Reproduce the rows verbatim, beginning with the very first row and continuing through the row that contains "radio-label: Op graph", with both of those rows included.

LISTED RECORDS →
/---

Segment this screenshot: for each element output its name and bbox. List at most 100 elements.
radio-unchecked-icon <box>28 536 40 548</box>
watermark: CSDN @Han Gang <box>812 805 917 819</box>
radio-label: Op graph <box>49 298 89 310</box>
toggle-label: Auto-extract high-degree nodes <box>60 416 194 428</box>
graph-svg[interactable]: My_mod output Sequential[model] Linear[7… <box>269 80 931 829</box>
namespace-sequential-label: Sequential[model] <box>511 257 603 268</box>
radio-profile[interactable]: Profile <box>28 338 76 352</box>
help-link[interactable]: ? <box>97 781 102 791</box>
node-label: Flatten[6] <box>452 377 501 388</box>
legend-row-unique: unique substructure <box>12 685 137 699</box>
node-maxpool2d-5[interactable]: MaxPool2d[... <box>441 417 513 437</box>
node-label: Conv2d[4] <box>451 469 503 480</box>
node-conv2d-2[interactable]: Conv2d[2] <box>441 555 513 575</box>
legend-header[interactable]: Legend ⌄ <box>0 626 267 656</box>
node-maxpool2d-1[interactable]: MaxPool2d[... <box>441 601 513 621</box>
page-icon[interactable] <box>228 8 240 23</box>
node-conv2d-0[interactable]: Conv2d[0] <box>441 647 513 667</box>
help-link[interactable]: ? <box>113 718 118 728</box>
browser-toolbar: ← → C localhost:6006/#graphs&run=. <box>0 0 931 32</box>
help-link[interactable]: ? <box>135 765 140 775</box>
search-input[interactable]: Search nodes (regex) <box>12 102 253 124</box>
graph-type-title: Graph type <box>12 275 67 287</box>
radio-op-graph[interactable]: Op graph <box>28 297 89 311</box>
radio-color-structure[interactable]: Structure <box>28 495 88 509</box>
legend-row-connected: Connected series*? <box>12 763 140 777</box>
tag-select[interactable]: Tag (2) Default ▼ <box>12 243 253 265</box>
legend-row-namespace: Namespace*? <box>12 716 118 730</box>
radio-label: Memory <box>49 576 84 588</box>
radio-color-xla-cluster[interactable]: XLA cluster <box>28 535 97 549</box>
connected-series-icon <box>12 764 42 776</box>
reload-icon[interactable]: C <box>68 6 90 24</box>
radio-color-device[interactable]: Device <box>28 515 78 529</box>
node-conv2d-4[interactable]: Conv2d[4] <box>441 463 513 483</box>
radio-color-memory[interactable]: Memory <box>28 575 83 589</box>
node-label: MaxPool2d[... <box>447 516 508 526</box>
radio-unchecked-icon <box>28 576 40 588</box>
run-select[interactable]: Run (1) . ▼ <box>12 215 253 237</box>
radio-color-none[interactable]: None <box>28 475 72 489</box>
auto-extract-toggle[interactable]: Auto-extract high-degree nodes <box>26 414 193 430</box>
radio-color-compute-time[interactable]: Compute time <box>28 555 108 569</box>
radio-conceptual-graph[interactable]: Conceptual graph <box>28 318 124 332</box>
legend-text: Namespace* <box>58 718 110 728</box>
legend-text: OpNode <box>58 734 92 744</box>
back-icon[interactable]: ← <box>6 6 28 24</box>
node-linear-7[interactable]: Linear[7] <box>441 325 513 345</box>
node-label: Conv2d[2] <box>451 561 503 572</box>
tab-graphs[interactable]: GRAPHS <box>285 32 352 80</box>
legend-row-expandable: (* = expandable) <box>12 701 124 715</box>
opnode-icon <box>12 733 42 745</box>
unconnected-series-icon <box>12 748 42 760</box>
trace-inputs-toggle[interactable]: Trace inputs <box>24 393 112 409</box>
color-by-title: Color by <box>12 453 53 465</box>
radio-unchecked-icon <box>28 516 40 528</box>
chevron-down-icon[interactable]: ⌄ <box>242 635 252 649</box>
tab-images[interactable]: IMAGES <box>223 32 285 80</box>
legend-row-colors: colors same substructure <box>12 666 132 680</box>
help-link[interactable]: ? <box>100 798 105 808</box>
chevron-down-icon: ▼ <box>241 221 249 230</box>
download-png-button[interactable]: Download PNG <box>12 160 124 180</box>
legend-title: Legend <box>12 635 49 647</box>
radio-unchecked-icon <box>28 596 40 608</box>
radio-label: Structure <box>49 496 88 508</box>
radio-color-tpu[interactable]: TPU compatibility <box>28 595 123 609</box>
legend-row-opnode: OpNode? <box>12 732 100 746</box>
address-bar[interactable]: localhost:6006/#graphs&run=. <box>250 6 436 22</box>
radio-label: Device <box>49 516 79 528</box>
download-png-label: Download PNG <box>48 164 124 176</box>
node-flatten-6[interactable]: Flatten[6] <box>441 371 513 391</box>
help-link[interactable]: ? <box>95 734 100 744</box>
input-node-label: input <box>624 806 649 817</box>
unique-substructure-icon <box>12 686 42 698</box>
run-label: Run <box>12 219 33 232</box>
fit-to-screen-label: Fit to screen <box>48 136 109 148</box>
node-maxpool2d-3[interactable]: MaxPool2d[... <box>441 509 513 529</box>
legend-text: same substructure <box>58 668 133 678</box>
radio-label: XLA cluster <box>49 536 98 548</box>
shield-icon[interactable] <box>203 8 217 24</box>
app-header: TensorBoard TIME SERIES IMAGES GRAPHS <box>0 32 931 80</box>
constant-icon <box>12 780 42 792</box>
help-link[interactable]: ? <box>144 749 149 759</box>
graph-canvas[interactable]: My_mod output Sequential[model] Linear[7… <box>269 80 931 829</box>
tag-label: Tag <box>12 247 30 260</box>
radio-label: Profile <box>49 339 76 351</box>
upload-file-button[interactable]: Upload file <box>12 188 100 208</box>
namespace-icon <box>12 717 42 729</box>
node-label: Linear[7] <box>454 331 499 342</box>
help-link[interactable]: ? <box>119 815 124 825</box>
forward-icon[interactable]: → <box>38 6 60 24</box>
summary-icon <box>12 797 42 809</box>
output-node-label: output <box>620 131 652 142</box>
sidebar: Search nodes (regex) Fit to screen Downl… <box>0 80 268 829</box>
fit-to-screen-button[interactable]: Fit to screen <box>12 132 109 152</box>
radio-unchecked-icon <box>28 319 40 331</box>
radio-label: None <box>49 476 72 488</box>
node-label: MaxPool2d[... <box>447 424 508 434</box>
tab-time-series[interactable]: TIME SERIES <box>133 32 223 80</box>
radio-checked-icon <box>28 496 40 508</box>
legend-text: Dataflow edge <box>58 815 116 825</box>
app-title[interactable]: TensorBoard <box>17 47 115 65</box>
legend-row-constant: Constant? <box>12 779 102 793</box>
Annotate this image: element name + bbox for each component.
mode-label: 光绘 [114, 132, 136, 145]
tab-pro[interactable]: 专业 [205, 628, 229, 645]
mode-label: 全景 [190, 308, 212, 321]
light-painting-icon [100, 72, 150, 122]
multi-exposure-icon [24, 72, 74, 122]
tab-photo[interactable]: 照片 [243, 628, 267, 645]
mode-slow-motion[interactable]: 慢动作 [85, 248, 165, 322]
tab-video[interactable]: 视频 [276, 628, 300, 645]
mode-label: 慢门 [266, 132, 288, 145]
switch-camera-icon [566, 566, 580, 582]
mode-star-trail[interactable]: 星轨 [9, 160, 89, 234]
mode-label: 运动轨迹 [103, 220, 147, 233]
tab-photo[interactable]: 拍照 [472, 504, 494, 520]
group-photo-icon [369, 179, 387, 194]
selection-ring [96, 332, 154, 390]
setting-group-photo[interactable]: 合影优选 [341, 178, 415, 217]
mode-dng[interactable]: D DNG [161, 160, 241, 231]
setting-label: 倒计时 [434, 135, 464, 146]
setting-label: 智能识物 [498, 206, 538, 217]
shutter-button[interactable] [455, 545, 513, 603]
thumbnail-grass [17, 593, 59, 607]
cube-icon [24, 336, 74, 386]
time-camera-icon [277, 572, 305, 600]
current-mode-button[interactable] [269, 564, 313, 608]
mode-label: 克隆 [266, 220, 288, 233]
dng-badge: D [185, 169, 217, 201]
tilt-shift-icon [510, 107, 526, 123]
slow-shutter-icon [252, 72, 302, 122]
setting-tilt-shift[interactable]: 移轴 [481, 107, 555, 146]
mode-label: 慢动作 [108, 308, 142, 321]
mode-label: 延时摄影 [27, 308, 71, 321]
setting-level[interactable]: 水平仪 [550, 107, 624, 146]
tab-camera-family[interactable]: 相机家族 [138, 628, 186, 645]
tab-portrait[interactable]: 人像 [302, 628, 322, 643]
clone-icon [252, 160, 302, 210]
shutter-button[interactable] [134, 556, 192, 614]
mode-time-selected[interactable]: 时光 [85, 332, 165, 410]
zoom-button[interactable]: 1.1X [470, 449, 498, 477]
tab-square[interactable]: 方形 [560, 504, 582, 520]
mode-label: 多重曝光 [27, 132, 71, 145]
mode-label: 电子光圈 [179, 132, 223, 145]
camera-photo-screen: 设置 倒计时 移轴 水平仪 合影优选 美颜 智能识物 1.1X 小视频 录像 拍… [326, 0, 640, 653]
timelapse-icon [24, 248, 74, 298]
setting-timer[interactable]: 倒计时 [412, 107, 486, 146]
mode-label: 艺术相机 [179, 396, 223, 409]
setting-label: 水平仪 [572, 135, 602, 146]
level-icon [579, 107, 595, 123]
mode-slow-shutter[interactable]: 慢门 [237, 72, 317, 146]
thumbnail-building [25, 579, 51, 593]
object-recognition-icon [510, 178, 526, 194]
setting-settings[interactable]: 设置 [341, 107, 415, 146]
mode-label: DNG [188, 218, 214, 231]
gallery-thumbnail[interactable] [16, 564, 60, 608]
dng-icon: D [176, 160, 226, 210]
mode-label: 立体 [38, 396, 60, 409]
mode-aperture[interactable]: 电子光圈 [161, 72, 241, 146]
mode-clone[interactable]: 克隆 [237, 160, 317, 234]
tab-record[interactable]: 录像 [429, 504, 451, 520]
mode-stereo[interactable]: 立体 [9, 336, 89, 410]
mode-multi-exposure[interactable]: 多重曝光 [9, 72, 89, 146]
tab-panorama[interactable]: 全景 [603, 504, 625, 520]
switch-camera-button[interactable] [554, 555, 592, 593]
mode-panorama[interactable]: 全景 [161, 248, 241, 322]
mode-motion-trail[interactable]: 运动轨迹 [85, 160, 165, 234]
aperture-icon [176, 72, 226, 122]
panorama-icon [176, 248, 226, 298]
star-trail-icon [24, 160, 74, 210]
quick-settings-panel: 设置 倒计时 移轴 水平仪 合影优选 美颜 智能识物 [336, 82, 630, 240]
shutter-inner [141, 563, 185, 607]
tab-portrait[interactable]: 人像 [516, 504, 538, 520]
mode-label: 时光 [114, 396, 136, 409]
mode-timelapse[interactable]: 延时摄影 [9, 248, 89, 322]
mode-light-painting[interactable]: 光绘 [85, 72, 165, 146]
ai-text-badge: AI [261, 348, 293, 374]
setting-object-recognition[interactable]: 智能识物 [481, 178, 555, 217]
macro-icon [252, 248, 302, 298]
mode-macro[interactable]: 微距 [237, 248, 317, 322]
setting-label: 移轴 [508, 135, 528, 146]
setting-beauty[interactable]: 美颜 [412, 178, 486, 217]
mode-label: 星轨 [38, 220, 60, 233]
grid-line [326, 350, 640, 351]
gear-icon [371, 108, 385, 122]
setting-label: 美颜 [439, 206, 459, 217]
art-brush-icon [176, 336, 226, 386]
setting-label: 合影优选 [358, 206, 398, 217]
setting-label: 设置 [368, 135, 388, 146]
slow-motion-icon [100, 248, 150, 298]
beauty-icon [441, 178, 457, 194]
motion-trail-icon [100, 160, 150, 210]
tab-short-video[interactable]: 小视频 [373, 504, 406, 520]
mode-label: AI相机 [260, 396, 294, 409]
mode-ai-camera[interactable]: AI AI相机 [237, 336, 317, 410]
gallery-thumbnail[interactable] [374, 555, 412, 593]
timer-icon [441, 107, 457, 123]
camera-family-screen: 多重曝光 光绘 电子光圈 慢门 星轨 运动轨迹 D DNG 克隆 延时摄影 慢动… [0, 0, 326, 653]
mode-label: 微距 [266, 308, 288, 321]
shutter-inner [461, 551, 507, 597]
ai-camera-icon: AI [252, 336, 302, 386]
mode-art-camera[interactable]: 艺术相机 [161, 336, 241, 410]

\---

COMPLETE OUTPUT →
Segment this screenshot: for each element output its name and bbox. List at most 100 elements.
radio-unchecked-icon <box>28 536 40 548</box>
watermark: CSDN @Han Gang <box>812 805 917 819</box>
radio-label: Op graph <box>49 298 89 310</box>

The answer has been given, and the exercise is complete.